----- Page extract -----
Type V systems include Cas12 effector proteins, which functionally differ from type II systems. Cas12 proteins contain only a RuvC-like domain, responsible for DNA-targeting activity [19]. Cas12a offers several advantages over Cas9 in genetic engineering and pathogen detection. First, the SpCas9 protein is larger than Cas12a. Additionally, for its nuclease activity, Cas9 requires a chimeric molecule consisting of crRNA and tracrRNA – whereas CRISPR/Cas12a is more compact and requires only a single-guide RNA, simplifying cellular delivery. Second, Cas12a cleaves DNA differently than Cas9, which is crucial for transgenesis accuracy. While Cas9 creates “blunt ends” by cutting at a single site, Cas12a cleaves both DNA strands at a small distance apart (5–7 base pairs), forming “sticky ends.” This feature enhances the precise integration of donor DNA fragments [26].
The Cas14 protein was discovered through metagenomic analysis of bacterial and archaeal databases. It is one of the smallest Cas proteins, ranging from 40 to 70 kDa, which is 400–700 amino acids smaller than other functional Cas proteins [27]. Functionally, Cas14 is more similar to type V proteins – its activity targets single-stranded DNA. However, unlike Cas9, Cas14 does not require a PAM sequence, which reduces constraints on protospacer selection. Cas14 contains an RuvC domain responsible for cleaving single-stranded DNA [27,28].
Unlike Cas9, Cas12, and Cas14, Cas13 proteins of type VI have specificity for target recognition and cleavage of RNA instead of DNA. The HEPN domain in Cas13 is essential for RNA substrate binding and nuclease activity; like type V proteins, type VI proteins process their pre-crRNA [29]. Cas13a and Cas13b have a unique property: after specific target interaction, they exhibit non-specific activity against any RNA. Due to this, Cas13 is considered a tool for genome interventions on the level of RNA, e.g., as an alternative for RNA interference for gene silencing or gene therapy [30,31].
----- Given data -----
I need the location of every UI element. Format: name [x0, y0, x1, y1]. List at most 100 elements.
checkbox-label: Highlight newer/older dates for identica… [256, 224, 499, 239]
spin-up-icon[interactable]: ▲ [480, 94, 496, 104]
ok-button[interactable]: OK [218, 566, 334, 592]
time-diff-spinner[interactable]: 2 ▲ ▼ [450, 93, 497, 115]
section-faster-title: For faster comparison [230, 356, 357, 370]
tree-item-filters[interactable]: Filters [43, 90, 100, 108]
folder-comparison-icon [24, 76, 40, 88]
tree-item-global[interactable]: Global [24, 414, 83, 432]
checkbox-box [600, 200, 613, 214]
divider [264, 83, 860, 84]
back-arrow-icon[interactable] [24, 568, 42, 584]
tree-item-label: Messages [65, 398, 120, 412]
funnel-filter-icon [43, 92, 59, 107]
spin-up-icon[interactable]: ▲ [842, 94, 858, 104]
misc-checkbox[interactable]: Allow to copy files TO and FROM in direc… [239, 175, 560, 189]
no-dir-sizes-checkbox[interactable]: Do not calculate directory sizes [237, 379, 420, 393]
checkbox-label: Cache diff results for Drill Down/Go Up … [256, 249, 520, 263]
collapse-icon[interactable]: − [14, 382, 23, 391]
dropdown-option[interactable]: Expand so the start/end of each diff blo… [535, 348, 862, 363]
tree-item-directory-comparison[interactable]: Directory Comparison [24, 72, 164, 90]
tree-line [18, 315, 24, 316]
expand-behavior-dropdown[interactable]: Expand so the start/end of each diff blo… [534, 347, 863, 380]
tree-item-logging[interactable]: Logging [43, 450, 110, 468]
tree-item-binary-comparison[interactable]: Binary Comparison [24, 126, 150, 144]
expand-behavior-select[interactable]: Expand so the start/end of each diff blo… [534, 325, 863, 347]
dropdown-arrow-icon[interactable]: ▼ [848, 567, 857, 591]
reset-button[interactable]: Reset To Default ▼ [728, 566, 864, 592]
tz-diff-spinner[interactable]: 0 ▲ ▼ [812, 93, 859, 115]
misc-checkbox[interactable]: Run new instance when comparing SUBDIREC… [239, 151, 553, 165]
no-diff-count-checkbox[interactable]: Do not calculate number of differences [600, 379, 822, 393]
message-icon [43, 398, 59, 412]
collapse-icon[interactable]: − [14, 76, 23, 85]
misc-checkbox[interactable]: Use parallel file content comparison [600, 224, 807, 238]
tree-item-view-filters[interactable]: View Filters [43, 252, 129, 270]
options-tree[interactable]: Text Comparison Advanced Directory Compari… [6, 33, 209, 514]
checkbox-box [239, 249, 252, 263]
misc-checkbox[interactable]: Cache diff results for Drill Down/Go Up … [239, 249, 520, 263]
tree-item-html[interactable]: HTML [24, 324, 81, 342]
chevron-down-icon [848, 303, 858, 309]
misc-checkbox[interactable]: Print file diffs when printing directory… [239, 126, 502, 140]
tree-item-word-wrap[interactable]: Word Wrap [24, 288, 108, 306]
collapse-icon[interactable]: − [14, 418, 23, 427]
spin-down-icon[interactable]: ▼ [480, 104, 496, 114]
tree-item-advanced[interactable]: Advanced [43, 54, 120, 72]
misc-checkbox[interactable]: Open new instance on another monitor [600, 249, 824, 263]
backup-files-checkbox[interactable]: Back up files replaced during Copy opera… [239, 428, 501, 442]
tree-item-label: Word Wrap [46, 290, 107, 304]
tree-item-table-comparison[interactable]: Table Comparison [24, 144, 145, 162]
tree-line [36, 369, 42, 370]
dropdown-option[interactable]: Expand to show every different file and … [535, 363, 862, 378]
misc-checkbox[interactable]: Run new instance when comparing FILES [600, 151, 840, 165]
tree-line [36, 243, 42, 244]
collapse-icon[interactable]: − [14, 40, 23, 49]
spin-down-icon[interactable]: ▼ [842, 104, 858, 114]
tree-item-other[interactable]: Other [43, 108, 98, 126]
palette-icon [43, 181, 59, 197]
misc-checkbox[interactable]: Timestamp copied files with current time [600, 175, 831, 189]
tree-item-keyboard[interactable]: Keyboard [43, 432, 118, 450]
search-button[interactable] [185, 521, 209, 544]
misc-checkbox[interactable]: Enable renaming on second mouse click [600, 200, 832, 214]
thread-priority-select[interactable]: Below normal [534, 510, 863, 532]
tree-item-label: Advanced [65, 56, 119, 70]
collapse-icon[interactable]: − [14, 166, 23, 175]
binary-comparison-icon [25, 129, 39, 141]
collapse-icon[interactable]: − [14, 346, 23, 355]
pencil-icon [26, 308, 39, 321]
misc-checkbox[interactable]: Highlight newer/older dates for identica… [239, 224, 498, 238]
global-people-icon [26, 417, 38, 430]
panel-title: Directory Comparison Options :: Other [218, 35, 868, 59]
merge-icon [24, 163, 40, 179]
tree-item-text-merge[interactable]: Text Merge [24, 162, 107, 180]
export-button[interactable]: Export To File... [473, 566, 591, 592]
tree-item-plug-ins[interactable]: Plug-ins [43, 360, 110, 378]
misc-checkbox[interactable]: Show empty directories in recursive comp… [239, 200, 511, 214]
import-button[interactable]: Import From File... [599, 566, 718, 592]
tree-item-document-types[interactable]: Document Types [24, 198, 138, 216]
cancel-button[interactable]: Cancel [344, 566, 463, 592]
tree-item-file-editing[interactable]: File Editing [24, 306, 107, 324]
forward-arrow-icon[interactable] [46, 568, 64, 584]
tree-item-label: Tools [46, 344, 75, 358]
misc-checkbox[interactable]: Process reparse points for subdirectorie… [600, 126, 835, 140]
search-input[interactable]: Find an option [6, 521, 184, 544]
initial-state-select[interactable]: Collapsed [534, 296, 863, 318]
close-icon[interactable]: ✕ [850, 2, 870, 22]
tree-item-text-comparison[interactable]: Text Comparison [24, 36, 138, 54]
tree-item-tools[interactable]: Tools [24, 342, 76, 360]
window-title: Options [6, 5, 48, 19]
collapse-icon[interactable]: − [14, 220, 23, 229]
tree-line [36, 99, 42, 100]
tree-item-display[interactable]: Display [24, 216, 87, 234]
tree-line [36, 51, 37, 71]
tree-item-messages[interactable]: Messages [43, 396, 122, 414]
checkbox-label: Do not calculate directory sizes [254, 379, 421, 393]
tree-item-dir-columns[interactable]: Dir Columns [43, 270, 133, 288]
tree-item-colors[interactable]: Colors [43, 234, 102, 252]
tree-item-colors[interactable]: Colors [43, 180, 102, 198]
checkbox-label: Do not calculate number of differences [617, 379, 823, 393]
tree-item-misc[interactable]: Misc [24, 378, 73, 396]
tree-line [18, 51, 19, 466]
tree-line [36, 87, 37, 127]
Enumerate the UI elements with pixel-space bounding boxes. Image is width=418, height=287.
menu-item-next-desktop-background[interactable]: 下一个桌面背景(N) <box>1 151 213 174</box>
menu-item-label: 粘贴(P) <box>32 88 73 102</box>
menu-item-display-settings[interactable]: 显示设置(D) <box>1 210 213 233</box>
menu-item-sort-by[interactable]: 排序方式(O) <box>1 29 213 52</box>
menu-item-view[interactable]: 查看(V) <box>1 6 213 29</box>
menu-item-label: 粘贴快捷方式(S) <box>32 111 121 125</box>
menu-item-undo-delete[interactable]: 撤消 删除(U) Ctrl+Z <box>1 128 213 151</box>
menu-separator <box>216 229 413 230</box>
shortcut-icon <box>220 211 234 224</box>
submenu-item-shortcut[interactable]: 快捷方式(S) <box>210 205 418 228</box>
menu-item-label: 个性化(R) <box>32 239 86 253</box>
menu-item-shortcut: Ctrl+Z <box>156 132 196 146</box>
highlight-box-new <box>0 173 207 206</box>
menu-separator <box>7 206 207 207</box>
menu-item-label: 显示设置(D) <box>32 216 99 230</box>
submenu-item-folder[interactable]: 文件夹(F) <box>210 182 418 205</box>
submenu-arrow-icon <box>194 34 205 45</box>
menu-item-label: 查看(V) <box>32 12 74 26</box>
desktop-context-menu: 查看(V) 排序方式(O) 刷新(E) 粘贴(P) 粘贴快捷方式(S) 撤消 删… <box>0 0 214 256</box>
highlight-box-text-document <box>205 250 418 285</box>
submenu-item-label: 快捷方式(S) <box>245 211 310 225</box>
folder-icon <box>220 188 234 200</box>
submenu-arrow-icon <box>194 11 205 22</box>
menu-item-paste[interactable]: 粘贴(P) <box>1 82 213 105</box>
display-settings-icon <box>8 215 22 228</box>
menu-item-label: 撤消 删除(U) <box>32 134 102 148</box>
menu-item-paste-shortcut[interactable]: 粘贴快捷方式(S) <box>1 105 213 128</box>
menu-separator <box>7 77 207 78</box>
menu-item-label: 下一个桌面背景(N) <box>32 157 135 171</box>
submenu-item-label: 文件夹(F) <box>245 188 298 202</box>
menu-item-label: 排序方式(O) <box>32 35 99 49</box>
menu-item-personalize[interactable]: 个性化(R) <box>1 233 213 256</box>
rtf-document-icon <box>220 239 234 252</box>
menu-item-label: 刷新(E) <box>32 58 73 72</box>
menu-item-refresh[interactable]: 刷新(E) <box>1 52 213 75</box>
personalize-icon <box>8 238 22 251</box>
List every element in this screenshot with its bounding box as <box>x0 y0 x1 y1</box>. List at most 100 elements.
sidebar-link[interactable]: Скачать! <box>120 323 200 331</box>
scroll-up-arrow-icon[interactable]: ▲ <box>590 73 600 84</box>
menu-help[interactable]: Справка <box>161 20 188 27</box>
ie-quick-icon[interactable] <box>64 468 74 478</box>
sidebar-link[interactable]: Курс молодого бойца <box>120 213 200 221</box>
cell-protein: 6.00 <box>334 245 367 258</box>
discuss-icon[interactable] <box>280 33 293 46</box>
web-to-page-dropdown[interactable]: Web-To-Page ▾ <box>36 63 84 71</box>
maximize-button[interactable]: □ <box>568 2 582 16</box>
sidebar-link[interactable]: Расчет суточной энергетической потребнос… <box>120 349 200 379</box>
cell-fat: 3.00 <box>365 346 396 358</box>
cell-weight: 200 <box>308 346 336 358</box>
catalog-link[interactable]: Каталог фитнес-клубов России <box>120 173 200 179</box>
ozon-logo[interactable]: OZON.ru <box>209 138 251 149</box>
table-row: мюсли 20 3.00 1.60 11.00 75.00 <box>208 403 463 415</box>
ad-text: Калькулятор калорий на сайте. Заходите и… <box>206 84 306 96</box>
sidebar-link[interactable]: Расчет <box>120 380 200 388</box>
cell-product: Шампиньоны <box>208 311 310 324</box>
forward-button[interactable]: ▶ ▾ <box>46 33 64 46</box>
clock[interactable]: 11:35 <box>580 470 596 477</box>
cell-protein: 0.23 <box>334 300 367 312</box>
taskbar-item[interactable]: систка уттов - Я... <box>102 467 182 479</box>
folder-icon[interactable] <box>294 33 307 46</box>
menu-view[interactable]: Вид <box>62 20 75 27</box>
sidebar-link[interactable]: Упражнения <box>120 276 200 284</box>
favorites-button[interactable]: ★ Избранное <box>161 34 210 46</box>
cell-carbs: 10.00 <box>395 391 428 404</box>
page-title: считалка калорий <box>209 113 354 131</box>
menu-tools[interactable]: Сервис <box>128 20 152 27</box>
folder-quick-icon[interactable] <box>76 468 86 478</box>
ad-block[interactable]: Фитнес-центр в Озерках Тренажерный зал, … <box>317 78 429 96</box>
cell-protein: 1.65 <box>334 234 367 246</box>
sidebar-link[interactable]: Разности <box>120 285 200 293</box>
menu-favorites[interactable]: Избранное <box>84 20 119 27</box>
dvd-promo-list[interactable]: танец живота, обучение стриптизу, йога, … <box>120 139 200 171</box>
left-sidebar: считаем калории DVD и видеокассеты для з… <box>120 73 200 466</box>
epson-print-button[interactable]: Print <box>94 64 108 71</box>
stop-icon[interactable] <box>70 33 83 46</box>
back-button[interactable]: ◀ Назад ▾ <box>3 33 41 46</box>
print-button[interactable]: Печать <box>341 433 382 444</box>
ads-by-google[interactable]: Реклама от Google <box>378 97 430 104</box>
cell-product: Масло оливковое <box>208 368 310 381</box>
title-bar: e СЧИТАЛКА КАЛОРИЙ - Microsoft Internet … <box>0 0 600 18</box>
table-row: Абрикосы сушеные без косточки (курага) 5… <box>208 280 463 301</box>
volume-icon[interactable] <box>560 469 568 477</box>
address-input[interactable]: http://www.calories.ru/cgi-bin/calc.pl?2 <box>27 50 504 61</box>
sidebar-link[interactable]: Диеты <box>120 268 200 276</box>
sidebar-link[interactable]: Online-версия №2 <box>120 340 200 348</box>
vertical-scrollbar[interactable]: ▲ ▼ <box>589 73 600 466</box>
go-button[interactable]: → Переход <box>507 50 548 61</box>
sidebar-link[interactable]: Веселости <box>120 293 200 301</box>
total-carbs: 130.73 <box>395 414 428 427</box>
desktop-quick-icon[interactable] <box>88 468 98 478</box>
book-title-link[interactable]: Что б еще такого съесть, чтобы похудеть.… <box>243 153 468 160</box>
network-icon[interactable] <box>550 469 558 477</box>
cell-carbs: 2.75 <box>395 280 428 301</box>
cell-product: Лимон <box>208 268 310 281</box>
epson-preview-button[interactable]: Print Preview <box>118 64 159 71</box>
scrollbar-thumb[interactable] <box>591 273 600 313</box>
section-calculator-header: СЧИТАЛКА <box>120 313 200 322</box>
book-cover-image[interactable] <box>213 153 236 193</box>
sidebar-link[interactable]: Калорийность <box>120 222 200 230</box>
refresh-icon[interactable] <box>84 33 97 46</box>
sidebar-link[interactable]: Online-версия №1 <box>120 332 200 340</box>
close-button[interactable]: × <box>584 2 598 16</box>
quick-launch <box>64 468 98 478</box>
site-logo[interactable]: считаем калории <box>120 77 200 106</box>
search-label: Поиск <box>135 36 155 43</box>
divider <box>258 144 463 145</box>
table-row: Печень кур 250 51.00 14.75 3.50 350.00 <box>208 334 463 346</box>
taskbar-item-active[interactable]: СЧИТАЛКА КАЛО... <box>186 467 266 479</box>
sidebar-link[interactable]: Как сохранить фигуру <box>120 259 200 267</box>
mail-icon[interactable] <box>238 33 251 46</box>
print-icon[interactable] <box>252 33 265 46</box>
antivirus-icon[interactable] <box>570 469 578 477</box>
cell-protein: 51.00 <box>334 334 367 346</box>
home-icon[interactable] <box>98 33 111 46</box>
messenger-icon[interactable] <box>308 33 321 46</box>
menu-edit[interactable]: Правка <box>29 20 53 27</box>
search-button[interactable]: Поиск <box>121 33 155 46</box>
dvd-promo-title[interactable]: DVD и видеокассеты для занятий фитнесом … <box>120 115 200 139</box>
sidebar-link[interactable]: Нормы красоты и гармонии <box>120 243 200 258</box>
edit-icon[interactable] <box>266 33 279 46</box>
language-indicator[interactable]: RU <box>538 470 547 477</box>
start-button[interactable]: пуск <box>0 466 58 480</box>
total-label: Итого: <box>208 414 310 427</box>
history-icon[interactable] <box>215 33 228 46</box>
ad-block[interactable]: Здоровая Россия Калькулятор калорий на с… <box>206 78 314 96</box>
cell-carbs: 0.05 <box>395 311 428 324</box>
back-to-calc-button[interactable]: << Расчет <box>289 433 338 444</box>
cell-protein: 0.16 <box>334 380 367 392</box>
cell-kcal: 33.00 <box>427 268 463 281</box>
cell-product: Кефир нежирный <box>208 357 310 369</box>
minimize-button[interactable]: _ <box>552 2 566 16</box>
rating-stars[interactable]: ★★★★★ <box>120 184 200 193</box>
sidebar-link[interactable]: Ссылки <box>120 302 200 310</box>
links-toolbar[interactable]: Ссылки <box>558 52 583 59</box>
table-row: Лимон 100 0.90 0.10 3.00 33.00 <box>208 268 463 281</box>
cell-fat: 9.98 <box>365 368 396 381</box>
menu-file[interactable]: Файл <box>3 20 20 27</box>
-----
Problem to solve
Duplicate the stretch of the Cas protein passage that starts at the words "The Cas14 protein" and ends after "single-stranded DNA [27,28].". Work from the Cas protein passage alone.

Answer for this exercise
The Cas14 protein was discovered through metagenomic analysis of bacterial and archaeal databases. It is one of the smallest Cas proteins, ranging from 40 to 70 kDa, which is 400–700 amino acids smaller than other functional Cas proteins [27]. Functionally, Cas14 is more similar to type V proteins – its activity targets single-stranded DNA. However, unlike Cas9, Cas14 does not require a PAM sequence, which reduces constraints on protospacer selection. Cas14 contains an RuvC domain responsible for cleaving single-stranded DNA [27,28].